Chart and figure data:
━━━━
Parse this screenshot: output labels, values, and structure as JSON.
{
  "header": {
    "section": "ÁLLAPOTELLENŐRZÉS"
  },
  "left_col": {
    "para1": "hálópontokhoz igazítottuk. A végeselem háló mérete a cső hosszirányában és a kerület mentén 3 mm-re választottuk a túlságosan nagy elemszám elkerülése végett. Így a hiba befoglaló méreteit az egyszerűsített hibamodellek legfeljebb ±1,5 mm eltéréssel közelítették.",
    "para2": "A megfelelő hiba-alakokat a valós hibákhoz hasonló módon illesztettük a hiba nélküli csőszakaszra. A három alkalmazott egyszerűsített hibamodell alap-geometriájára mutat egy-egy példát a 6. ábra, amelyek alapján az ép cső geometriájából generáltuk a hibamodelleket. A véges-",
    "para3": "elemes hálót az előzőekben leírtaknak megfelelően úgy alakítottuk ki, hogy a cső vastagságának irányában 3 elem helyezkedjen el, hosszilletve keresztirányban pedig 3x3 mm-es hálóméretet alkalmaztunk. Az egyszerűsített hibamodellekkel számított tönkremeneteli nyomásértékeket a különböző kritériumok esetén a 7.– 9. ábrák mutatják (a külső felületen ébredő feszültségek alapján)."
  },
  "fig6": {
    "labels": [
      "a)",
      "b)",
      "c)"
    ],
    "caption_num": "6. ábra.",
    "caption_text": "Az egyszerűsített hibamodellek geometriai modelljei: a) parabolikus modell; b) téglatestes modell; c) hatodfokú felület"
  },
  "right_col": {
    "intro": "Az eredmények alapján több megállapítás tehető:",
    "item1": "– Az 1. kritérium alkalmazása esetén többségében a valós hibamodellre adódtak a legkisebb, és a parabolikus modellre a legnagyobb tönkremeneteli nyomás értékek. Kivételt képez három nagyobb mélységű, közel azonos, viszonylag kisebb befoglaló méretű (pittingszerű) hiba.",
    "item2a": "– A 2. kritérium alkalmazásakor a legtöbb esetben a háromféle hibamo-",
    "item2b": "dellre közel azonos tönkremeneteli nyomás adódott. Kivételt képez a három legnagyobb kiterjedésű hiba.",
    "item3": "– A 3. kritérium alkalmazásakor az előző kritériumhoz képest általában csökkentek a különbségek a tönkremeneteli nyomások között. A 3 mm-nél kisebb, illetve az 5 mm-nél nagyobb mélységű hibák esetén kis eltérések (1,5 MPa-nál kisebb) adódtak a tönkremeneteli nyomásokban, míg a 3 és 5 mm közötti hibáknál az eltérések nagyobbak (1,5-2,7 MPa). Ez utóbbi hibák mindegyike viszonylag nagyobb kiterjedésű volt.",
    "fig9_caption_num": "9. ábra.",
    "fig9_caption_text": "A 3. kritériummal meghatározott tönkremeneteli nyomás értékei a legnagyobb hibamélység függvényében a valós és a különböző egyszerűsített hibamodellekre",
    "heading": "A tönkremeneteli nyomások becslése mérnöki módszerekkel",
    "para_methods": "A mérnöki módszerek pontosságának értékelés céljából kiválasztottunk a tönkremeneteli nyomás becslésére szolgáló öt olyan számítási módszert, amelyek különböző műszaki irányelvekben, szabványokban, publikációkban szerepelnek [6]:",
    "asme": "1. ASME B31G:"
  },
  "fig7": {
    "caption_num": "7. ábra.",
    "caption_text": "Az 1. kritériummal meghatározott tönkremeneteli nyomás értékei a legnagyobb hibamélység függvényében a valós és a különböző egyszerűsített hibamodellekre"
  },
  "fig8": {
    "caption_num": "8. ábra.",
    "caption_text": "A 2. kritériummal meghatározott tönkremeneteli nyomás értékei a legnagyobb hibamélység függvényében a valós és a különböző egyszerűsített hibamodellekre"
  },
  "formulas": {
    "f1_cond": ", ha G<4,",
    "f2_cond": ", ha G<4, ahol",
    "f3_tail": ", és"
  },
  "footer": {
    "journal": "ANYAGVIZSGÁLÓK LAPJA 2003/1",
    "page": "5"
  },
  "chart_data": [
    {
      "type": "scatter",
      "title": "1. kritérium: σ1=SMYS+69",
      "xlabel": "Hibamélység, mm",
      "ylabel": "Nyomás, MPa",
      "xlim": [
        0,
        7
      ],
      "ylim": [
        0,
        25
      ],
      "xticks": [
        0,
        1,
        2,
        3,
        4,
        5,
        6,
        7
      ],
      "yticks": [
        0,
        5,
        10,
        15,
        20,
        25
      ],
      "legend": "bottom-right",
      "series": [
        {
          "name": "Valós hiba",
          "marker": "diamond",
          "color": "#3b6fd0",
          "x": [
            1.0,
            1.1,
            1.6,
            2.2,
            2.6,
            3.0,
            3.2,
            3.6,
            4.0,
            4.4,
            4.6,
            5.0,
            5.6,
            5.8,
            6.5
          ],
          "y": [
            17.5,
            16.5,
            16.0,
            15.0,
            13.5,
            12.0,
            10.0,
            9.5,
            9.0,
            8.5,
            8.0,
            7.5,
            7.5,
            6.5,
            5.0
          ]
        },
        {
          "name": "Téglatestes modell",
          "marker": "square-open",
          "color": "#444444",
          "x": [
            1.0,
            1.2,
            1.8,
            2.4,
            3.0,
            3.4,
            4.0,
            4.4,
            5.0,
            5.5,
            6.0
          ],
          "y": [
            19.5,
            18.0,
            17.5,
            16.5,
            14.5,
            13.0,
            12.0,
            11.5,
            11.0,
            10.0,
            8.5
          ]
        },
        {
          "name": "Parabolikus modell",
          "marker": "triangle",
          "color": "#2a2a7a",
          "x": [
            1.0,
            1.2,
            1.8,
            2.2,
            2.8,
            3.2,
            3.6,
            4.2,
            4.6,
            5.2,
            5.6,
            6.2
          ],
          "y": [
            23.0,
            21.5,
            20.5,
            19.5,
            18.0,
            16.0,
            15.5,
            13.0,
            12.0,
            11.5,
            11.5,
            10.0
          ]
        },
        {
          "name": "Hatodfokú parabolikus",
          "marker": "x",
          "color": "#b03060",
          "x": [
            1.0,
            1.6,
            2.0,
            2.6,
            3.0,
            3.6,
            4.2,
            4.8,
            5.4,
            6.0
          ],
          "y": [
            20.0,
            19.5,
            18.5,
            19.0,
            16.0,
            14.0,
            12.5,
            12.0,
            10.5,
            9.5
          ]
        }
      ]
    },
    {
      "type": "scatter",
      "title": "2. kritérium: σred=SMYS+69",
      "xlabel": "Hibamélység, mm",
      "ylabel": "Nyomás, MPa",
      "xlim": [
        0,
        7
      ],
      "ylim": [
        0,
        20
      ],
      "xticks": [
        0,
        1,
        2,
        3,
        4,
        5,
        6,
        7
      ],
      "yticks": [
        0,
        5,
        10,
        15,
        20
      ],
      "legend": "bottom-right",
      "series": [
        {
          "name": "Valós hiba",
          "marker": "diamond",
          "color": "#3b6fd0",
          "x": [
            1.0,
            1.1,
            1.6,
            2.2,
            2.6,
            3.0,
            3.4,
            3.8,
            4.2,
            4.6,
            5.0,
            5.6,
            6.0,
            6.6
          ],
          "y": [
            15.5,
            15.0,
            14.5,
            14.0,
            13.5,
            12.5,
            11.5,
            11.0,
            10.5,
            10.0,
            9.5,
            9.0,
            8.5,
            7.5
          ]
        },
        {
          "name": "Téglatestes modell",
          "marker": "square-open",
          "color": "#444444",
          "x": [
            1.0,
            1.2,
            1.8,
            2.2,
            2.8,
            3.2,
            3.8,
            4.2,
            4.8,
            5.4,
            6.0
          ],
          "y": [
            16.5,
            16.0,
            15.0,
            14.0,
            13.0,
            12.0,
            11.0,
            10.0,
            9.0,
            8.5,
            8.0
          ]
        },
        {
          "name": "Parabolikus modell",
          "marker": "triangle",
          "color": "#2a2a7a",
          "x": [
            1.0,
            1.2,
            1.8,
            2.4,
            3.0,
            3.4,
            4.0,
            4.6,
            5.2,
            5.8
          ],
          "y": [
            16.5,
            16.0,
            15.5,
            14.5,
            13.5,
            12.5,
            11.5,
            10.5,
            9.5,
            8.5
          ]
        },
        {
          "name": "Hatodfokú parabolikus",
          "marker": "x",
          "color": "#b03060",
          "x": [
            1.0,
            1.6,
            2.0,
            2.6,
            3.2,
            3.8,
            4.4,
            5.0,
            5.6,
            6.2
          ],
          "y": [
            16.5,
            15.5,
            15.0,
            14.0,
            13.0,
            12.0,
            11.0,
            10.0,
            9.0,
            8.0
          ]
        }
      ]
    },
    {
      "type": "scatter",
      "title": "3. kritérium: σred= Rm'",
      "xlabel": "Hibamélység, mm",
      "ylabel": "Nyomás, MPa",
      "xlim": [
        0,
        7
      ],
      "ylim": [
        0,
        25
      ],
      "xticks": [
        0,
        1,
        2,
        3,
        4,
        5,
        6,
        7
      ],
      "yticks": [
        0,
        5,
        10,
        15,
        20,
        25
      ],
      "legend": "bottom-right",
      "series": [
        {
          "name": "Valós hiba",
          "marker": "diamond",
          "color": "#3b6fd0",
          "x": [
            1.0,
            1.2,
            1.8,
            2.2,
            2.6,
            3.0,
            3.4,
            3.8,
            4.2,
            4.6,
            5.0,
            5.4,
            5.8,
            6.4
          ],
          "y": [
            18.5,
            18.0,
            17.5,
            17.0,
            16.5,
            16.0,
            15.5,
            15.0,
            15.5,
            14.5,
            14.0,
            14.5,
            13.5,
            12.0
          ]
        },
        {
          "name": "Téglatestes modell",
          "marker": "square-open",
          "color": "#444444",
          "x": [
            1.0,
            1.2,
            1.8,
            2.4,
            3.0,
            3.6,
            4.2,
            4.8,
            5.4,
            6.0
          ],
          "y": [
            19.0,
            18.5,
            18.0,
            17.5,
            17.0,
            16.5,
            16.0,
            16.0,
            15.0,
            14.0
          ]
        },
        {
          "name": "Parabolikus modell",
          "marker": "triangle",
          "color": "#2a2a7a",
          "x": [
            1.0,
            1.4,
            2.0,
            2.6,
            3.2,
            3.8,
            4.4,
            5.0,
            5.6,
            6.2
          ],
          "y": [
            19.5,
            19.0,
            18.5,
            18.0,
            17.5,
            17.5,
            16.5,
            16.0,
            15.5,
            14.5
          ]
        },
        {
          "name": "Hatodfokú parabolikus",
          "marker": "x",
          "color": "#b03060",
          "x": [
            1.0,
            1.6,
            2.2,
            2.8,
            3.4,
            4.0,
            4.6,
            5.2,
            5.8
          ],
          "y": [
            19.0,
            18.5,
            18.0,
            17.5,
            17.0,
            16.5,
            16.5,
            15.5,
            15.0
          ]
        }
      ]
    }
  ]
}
━━━━
TO DO
Copy, from the material above, each line in which the string "labels" occurs.

WRITTEN ANSWER
Parse this screenshot: output labels, values, and structure as JSON.
    "labels": [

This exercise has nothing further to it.